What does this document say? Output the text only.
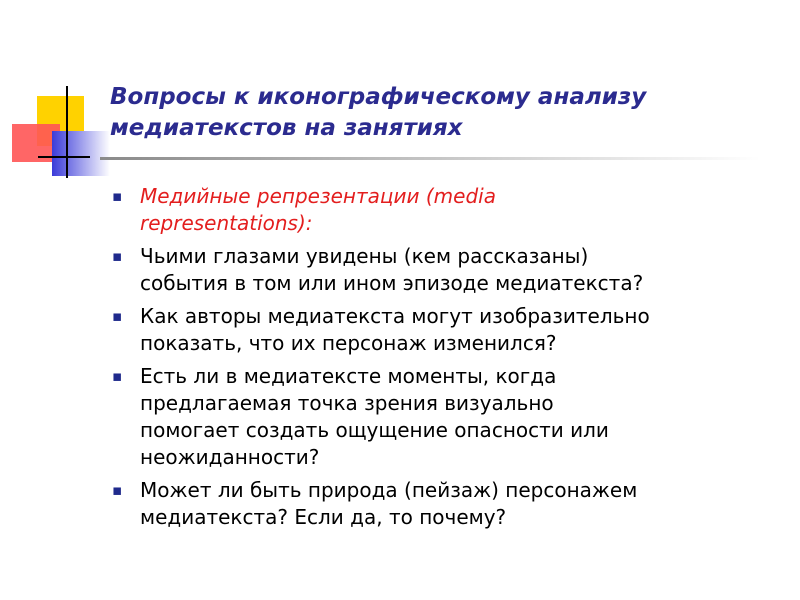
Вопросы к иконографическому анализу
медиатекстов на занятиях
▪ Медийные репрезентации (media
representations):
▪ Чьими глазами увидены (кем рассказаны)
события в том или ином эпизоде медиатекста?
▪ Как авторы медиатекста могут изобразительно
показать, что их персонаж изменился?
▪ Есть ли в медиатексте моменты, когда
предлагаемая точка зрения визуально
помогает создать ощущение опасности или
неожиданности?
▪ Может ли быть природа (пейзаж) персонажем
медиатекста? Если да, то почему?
* * * * * * *
## DESCRIPTION OF THE TASK:
Output an exact copy of the material, with the pictures removed.

## EXERCISE SOLUTION:
What does this document say? Output the text only.
Вопросы к иконографическому анализу
медиатекстов на занятиях
▪ Медийные репрезентации (media
representations):
▪ Чьими глазами увидены (кем рассказаны)
события в том или ином эпизоде медиатекста?
▪ Как авторы медиатекста могут изобразительно
показать, что их персонаж изменился?
▪ Есть ли в медиатексте моменты, когда
предлагаемая точка зрения визуально
помогает создать ощущение опасности или
неожиданности?
▪ Может ли быть природа (пейзаж) персонажем
медиатекста? Если да, то почему?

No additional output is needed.